__What the task requires__
Could every line of the data be printed exactly as it reads?

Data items
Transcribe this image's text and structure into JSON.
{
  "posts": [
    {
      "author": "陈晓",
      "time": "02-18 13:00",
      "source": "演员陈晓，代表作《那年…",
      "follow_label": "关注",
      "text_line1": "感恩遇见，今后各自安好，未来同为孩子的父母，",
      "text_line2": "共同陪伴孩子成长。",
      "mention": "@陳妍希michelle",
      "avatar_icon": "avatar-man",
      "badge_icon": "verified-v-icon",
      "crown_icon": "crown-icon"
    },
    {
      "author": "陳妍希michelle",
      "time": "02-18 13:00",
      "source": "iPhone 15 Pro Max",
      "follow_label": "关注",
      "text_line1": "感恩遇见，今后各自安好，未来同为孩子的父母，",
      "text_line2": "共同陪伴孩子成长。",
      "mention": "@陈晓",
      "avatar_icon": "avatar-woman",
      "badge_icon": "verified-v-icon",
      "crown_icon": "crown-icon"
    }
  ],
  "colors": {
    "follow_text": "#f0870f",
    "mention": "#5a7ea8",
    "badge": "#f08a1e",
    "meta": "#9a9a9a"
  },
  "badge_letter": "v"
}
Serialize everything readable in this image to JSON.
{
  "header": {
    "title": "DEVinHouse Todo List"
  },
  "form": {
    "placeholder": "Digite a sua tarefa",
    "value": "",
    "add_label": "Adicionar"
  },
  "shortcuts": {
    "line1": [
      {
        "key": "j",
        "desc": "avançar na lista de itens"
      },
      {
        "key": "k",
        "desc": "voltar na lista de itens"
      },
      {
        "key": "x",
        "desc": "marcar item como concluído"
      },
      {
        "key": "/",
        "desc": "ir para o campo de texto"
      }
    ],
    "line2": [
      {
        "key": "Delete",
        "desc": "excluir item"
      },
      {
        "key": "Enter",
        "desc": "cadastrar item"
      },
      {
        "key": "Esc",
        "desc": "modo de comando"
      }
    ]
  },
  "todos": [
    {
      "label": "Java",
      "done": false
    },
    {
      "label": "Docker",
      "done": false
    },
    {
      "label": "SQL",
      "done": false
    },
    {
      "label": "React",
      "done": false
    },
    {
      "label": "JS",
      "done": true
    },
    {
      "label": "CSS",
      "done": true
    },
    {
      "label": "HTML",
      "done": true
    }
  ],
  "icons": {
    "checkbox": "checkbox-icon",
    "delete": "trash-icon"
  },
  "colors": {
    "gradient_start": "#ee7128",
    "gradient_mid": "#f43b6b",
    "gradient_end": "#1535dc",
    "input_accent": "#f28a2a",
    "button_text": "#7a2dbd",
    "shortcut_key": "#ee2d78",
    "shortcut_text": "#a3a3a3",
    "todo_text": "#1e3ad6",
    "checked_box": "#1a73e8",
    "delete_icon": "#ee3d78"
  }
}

__Finished task__
Transcribe this image's text and structure into JSON.
{
  "posts": [
    {
      "author": "陈晓",
      "time": "02-18 13:00",
      "source": "演员陈晓，代表作《那年…",
      "follow_label": "关注",
      "text_line1": "感恩遇见，今后各自安好，未来同为孩子的父母，",
      "text_line2": "共同陪伴孩子成长。",
      "mention": "@陳妍希michelle",
      "avatar_icon": "avatar-man",
      "badge_icon": "verified-v-icon",
      "crown_icon": "crown-icon"
    },
    {
      "author": "陳妍希michelle",
      "time": "02-18 13:00",
      "source": "iPhone 15 Pro Max",
      "follow_label": "关注",
      "text_line1": "感恩遇见，今后各自安好，未来同为孩子的父母，",
      "text_line2": "共同陪伴孩子成长。",
      "mention": "@陈晓",
      "avatar_icon": "avatar-woman",
      "badge_icon": "verified-v-icon",
      "crown_icon": "crown-icon"
    }
  ],
  "colors": {
    "follow_text": "#f0870f",
    "mention": "#5a7ea8",
    "badge": "#f08a1e",
    "meta": "#9a9a9a"
  },
  "badge_letter": "v"
}
Serialize everything readable in this image to JSON.
{
  "header": {
    "title": "DEVinHouse Todo List"
  },
  "form": {
    "placeholder": "Digite a sua tarefa",
    "value": "",
    "add_label": "Adicionar"
  },
  "shortcuts": {
    "line1": [
      {
        "key": "j",
        "desc": "avançar na lista de itens"
      },
      {
        "key": "k",
        "desc": "voltar na lista de itens"
      },
      {
        "key": "x",
        "desc": "marcar item como concluído"
      },
      {
        "key": "/",
        "desc": "ir para o campo de texto"
      }
    ],
    "line2": [
      {
        "key": "Delete",
        "desc": "excluir item"
      },
      {
        "key": "Enter",
        "desc": "cadastrar item"
      },
      {
        "key": "Esc",
        "desc": "modo de comando"
      }
    ]
  },
  "todos": [
    {
      "label": "Java",
      "done": false
    },
    {
      "label": "Docker",
      "done": false
    },
    {
      "label": "SQL",
      "done": false
    },
    {
      "label": "React",
      "done": false
    },
    {
      "label": "JS",
      "done": true
    },
    {
      "label": "CSS",
      "done": true
    },
    {
      "label": "HTML",
      "done": true
    }
  ],
  "icons": {
    "checkbox": "checkbox-icon",
    "delete": "trash-icon"
  },
  "colors": {
    "gradient_start": "#ee7128",
    "gradient_mid": "#f43b6b",
    "gradient_end": "#1535dc",
    "input_accent": "#f28a2a",
    "button_text": "#7a2dbd",
    "shortcut_key": "#ee2d78",
    "shortcut_text": "#a3a3a3",
    "todo_text": "#1e3ad6",
    "checked_box": "#1a73e8",
    "delete_icon": "#ee3d78"
  }
}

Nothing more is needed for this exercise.